● PROBLEM SET:
1 > Decide whether each statement agrees with the Wichita timeline, answering yes or no and quoting the words that settle it: (a) Wichita was incorporated in 1870. (b) Women were enfranchised in 1888. (c) After annexation, the Delano community became locally known as "East Wichita".
2 > Duplicate the stretch of the Wichita timeline from "The following is" through "Sedgwick County, Kansas.".

= Timeline of Wichita, Kansas =

The following is a timeline of the history of the city of Wichita, Kansas, USA.

==Prior to 20th century==

- 1864 - Jesse Chisholm establishes a trading post
- 1865 - Treaty of Little Arkansas
- 1868 - James R. Mead established another trading post
- 1870 - City of Wichita incorporated in Sedgwick County, Kansas.
- 1872
  - Santa Fe Railway built.
  - The Wichita Eagle and The Wichita Daily Beacon newspapers begins publication.
- 1880 - Wichita annexed the Delano community on the west side of the river, which then became locally known as "West Wichita".
- 1885 - Topeka State Journal newspaper in publication.
- 1887
  - Women enfranchised.
  - Roman Catholic Diocese of Wichita established.
- 1888
  - Wichita Children's Home founded
  - All Hallows Academy established.

● DATA PROVIDED:
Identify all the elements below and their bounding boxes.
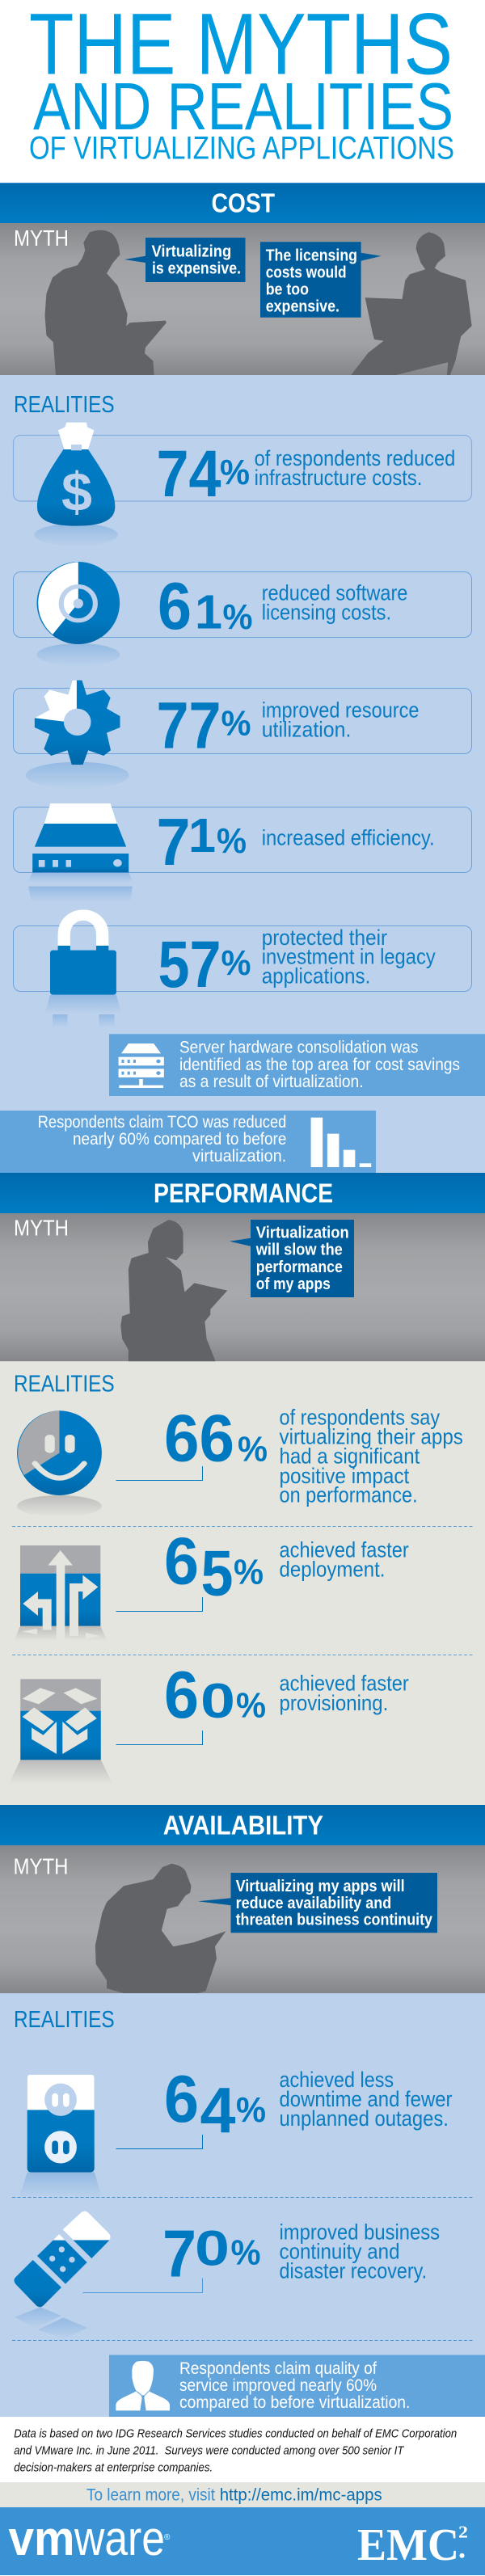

● ANSWER LIST:
1 >
(a) Yes: "1870 - City of Wichita incorporated in Sedgwick County, Kansas."
(b) No: "Women enfranchised." is listed under "1887", not 1888.
(c) No: "which then became locally known as "West Wichita"."

2 >
The following is a timeline of the history of the city of Wichita, Kansas, USA.

==Prior to 20th century==

- 1864 - Jesse Chisholm establishes a trading post
- 1865 - Treaty of Little Arkansas
- 1868 - James R. Mead established another trading post
- 1870 - City of Wichita incorporated in Sedgwick County, Kansas.